- TASK REQUIREMENTS
In the rows below, change every "schedule-line" to "program-line" and leave everything else as it is.

- LISTED ENTRIES

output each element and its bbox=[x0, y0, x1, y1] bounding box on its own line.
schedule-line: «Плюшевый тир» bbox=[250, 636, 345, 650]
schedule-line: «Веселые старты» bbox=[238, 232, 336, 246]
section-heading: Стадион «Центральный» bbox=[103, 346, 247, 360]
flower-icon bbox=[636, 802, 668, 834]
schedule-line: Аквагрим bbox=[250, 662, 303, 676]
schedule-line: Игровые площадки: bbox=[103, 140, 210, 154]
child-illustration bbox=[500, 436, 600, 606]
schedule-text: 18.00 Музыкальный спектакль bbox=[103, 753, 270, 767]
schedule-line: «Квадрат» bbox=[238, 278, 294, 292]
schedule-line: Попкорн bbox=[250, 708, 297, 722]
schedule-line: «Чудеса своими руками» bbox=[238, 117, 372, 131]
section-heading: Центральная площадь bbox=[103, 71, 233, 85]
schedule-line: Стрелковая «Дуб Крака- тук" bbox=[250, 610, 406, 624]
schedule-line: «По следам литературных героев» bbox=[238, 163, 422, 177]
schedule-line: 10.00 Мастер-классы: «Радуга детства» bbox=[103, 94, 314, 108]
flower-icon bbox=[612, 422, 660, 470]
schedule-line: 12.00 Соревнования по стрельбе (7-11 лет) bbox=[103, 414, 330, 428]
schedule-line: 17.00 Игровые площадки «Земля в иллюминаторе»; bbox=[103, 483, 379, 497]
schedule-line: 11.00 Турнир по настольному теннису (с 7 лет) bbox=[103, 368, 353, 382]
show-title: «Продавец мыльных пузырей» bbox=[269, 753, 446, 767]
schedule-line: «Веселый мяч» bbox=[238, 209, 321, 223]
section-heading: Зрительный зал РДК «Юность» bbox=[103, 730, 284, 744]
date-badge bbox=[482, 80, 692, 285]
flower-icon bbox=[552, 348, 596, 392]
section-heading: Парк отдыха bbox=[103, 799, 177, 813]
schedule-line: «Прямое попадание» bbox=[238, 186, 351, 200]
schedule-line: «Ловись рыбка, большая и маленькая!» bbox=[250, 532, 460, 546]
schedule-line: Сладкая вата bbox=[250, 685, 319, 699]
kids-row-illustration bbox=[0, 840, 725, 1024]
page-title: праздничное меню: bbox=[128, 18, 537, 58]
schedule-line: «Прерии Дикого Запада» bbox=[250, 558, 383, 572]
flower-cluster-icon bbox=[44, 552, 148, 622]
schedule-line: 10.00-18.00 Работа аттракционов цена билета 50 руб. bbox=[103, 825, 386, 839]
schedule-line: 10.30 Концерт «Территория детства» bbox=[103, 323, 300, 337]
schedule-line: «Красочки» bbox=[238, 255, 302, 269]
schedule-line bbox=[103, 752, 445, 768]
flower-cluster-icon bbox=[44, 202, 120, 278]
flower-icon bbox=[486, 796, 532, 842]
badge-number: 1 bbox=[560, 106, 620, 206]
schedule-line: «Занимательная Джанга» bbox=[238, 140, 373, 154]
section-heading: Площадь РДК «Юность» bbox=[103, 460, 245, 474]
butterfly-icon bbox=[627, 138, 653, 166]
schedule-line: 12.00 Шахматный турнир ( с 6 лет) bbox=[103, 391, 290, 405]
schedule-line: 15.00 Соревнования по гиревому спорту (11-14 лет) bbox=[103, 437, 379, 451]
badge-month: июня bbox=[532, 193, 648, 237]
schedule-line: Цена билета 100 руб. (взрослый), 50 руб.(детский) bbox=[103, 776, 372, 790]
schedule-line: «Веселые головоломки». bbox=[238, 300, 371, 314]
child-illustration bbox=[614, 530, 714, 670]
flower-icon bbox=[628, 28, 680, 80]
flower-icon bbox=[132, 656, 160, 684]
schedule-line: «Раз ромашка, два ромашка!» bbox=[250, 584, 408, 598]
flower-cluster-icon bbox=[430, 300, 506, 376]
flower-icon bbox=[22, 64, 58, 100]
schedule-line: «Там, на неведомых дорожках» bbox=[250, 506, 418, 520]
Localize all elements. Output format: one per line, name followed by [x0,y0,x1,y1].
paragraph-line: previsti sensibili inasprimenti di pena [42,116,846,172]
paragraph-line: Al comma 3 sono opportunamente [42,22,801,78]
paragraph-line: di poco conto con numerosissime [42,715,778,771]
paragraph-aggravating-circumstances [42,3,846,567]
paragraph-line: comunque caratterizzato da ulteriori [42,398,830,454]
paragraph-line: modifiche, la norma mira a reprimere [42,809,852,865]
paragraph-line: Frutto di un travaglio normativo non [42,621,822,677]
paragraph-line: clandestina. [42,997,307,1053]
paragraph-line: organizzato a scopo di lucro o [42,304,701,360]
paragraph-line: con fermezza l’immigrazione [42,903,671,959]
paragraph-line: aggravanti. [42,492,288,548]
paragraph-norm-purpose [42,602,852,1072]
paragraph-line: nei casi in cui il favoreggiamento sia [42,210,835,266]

- OUTPUT BELOW
output each element and its bbox=[x0, y0, x1, y1] bounding box on its own line.
program-line: «Плюшевый тир» bbox=[250, 636, 345, 650]
program-line: «Веселые старты» bbox=[238, 232, 336, 246]
section-heading: Стадион «Центральный» bbox=[103, 346, 247, 360]
flower-icon bbox=[636, 802, 668, 834]
program-line: Аквагрим bbox=[250, 662, 303, 676]
program-line: Игровые площадки: bbox=[103, 140, 210, 154]
child-illustration bbox=[500, 436, 600, 606]
schedule-text: 18.00 Музыкальный спектакль bbox=[103, 753, 270, 767]
program-line: «Квадрат» bbox=[238, 278, 294, 292]
program-line: Попкорн bbox=[250, 708, 297, 722]
program-line: «Чудеса своими руками» bbox=[238, 117, 372, 131]
section-heading: Центральная площадь bbox=[103, 71, 233, 85]
program-line: Стрелковая «Дуб Крака- тук" bbox=[250, 610, 406, 624]
program-line: «По следам литературных героев» bbox=[238, 163, 422, 177]
program-line: 10.00 Мастер-классы: «Радуга детства» bbox=[103, 94, 314, 108]
flower-icon bbox=[612, 422, 660, 470]
program-line: 12.00 Соревнования по стрельбе (7-11 лет) bbox=[103, 414, 330, 428]
program-line: 17.00 Игровые площадки «Земля в иллюминаторе»; bbox=[103, 483, 379, 497]
program-line: 11.00 Турнир по настольному теннису (с 7 лет) bbox=[103, 368, 353, 382]
show-title: «Продавец мыльных пузырей» bbox=[269, 753, 446, 767]
program-line: «Веселый мяч» bbox=[238, 209, 321, 223]
section-heading: Зрительный зал РДК «Юность» bbox=[103, 730, 284, 744]
date-badge bbox=[482, 80, 692, 285]
flower-icon bbox=[552, 348, 596, 392]
section-heading: Парк отдыха bbox=[103, 799, 177, 813]
program-line: «Прямое попадание» bbox=[238, 186, 351, 200]
program-line: «Ловись рыбка, большая и маленькая!» bbox=[250, 532, 460, 546]
program-line: Сладкая вата bbox=[250, 685, 319, 699]
kids-row-illustration bbox=[0, 840, 725, 1024]
page-title: праздничное меню: bbox=[128, 18, 537, 58]
program-line: «Прерии Дикого Запада» bbox=[250, 558, 383, 572]
flower-cluster-icon bbox=[44, 552, 148, 622]
program-line: 10.00-18.00 Работа аттракционов цена билета 50 руб. bbox=[103, 825, 386, 839]
program-line: 10.30 Концерт «Территория детства» bbox=[103, 323, 300, 337]
program-line: «Красочки» bbox=[238, 255, 302, 269]
program-line bbox=[103, 752, 445, 768]
flower-cluster-icon bbox=[44, 202, 120, 278]
flower-icon bbox=[486, 796, 532, 842]
badge-number: 1 bbox=[560, 106, 620, 206]
program-line: «Занимательная Джанга» bbox=[238, 140, 373, 154]
section-heading: Площадь РДК «Юность» bbox=[103, 460, 245, 474]
butterfly-icon bbox=[627, 138, 653, 166]
program-line: 12.00 Шахматный турнир ( с 6 лет) bbox=[103, 391, 290, 405]
program-line: 15.00 Соревнования по гиревому спорту (11-14 лет) bbox=[103, 437, 379, 451]
badge-month: июня bbox=[532, 193, 648, 237]
program-line: Цена билета 100 руб. (взрослый), 50 руб.(детский) bbox=[103, 776, 372, 790]
program-line: «Веселые головоломки». bbox=[238, 300, 371, 314]
child-illustration bbox=[614, 530, 714, 670]
flower-icon bbox=[628, 28, 680, 80]
flower-icon bbox=[132, 656, 160, 684]
program-line: «Раз ромашка, два ромашка!» bbox=[250, 584, 408, 598]
flower-cluster-icon bbox=[430, 300, 506, 376]
flower-icon bbox=[22, 64, 58, 100]
program-line: «Там, на неведомых дорожках» bbox=[250, 506, 418, 520]
Localize all elements. Output format: one per line, name followed by [x0,y0,x1,y1].
paragraph-line: previsti sensibili inasprimenti di pena [42,116,846,172]
paragraph-line: Al comma 3 sono opportunamente [42,22,801,78]
paragraph-line: di poco conto con numerosissime [42,715,778,771]
paragraph-aggravating-circumstances [42,3,846,567]
paragraph-line: comunque caratterizzato da ulteriori [42,398,830,454]
paragraph-line: modifiche, la norma mira a reprimere [42,809,852,865]
paragraph-line: Frutto di un travaglio normativo non [42,621,822,677]
paragraph-line: clandestina. [42,997,307,1053]
paragraph-line: organizzato a scopo di lucro o [42,304,701,360]
paragraph-line: con fermezza l’immigrazione [42,903,671,959]
paragraph-line: aggravanti. [42,492,288,548]
paragraph-norm-purpose [42,602,852,1072]
paragraph-line: nei casi in cui il favoreggiamento sia [42,210,835,266]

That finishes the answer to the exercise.